[RECORDS SUPPLIED start]

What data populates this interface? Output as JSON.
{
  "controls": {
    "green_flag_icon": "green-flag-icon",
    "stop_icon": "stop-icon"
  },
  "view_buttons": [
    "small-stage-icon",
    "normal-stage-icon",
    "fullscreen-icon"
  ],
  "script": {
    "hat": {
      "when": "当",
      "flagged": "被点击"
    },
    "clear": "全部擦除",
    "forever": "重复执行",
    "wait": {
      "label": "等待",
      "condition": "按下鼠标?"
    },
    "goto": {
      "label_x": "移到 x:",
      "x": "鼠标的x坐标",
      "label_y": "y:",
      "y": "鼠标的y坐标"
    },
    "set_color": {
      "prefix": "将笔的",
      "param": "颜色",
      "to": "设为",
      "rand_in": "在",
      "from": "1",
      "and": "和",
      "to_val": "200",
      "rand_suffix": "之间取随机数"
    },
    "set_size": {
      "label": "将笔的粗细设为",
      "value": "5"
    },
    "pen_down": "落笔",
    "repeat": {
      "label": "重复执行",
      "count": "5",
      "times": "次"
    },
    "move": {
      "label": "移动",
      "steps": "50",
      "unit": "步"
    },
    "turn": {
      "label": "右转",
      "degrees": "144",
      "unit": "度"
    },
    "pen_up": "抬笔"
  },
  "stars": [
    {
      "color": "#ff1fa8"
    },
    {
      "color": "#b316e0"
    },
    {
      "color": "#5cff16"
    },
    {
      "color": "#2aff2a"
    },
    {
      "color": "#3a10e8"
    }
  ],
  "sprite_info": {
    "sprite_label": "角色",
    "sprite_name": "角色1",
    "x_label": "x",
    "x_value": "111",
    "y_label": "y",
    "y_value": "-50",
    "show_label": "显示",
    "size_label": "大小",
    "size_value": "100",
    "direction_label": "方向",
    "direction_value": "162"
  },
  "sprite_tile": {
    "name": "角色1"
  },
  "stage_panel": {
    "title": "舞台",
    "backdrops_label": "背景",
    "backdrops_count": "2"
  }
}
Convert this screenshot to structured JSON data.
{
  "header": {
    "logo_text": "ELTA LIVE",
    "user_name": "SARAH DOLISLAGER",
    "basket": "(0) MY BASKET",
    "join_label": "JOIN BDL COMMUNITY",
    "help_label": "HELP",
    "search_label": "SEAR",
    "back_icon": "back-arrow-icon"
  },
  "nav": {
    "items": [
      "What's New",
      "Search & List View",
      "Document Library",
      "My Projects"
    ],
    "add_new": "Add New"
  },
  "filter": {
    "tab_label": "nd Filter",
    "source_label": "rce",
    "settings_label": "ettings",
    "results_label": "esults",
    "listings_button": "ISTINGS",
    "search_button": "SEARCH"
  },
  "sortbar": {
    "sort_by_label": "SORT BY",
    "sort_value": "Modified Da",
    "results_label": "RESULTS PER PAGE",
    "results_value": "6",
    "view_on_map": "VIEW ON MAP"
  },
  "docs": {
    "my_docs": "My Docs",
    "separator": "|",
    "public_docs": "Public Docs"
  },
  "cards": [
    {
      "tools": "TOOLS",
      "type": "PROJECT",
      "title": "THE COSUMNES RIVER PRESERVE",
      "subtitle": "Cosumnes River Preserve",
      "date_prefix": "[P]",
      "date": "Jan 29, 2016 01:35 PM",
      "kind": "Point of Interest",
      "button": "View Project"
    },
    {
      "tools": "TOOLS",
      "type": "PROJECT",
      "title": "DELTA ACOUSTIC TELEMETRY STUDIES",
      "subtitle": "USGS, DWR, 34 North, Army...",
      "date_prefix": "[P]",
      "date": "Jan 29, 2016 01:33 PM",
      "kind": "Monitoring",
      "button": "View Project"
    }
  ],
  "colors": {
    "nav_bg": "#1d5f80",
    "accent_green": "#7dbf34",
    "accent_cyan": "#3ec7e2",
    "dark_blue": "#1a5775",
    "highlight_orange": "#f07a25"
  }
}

[RECORDS SUPPLIED end]

Copy all the entries verbatim.

#### FULL SOLUTION:
What data populates this interface? Output as JSON.
{
  "controls": {
    "green_flag_icon": "green-flag-icon",
    "stop_icon": "stop-icon"
  },
  "view_buttons": [
    "small-stage-icon",
    "normal-stage-icon",
    "fullscreen-icon"
  ],
  "script": {
    "hat": {
      "when": "当",
      "flagged": "被点击"
    },
    "clear": "全部擦除",
    "forever": "重复执行",
    "wait": {
      "label": "等待",
      "condition": "按下鼠标?"
    },
    "goto": {
      "label_x": "移到 x:",
      "x": "鼠标的x坐标",
      "label_y": "y:",
      "y": "鼠标的y坐标"
    },
    "set_color": {
      "prefix": "将笔的",
      "param": "颜色",
      "to": "设为",
      "rand_in": "在",
      "from": "1",
      "and": "和",
      "to_val": "200",
      "rand_suffix": "之间取随机数"
    },
    "set_size": {
      "label": "将笔的粗细设为",
      "value": "5"
    },
    "pen_down": "落笔",
    "repeat": {
      "label": "重复执行",
      "count": "5",
      "times": "次"
    },
    "move": {
      "label": "移动",
      "steps": "50",
      "unit": "步"
    },
    "turn": {
      "label": "右转",
      "degrees": "144",
      "unit": "度"
    },
    "pen_up": "抬笔"
  },
  "stars": [
    {
      "color": "#ff1fa8"
    },
    {
      "color": "#b316e0"
    },
    {
      "color": "#5cff16"
    },
    {
      "color": "#2aff2a"
    },
    {
      "color": "#3a10e8"
    }
  ],
  "sprite_info": {
    "sprite_label": "角色",
    "sprite_name": "角色1",
    "x_label": "x",
    "x_value": "111",
    "y_label": "y",
    "y_value": "-50",
    "show_label": "显示",
    "size_label": "大小",
    "size_value": "100",
    "direction_label": "方向",
    "direction_value": "162"
  },
  "sprite_tile": {
    "name": "角色1"
  },
  "stage_panel": {
    "title": "舞台",
    "backdrops_label": "背景",
    "backdrops_count": "2"
  }
}
Convert this screenshot to structured JSON data.
{
  "header": {
    "logo_text": "ELTA LIVE",
    "user_name": "SARAH DOLISLAGER",
    "basket": "(0) MY BASKET",
    "join_label": "JOIN BDL COMMUNITY",
    "help_label": "HELP",
    "search_label": "SEAR",
    "back_icon": "back-arrow-icon"
  },
  "nav": {
    "items": [
      "What's New",
      "Search & List View",
      "Document Library",
      "My Projects"
    ],
    "add_new": "Add New"
  },
  "filter": {
    "tab_label": "nd Filter",
    "source_label": "rce",
    "settings_label": "ettings",
    "results_label": "esults",
    "listings_button": "ISTINGS",
    "search_button": "SEARCH"
  },
  "sortbar": {
    "sort_by_label": "SORT BY",
    "sort_value": "Modified Da",
    "results_label": "RESULTS PER PAGE",
    "results_value": "6",
    "view_on_map": "VIEW ON MAP"
  },
  "docs": {
    "my_docs": "My Docs",
    "separator": "|",
    "public_docs": "Public Docs"
  },
  "cards": [
    {
      "tools": "TOOLS",
      "type": "PROJECT",
      "title": "THE COSUMNES RIVER PRESERVE",
      "subtitle": "Cosumnes River Preserve",
      "date_prefix": "[P]",
      "date": "Jan 29, 2016 01:35 PM",
      "kind": "Point of Interest",
      "button": "View Project"
    },
    {
      "tools": "TOOLS",
      "type": "PROJECT",
      "title": "DELTA ACOUSTIC TELEMETRY STUDIES",
      "subtitle": "USGS, DWR, 34 North, Army...",
      "date_prefix": "[P]",
      "date": "Jan 29, 2016 01:33 PM",
      "kind": "Monitoring",
      "button": "View Project"
    }
  ],
  "colors": {
    "nav_bg": "#1d5f80",
    "accent_green": "#7dbf34",
    "accent_cyan": "#3ec7e2",
    "dark_blue": "#1a5775",
    "highlight_orange": "#f07a25"
  }
}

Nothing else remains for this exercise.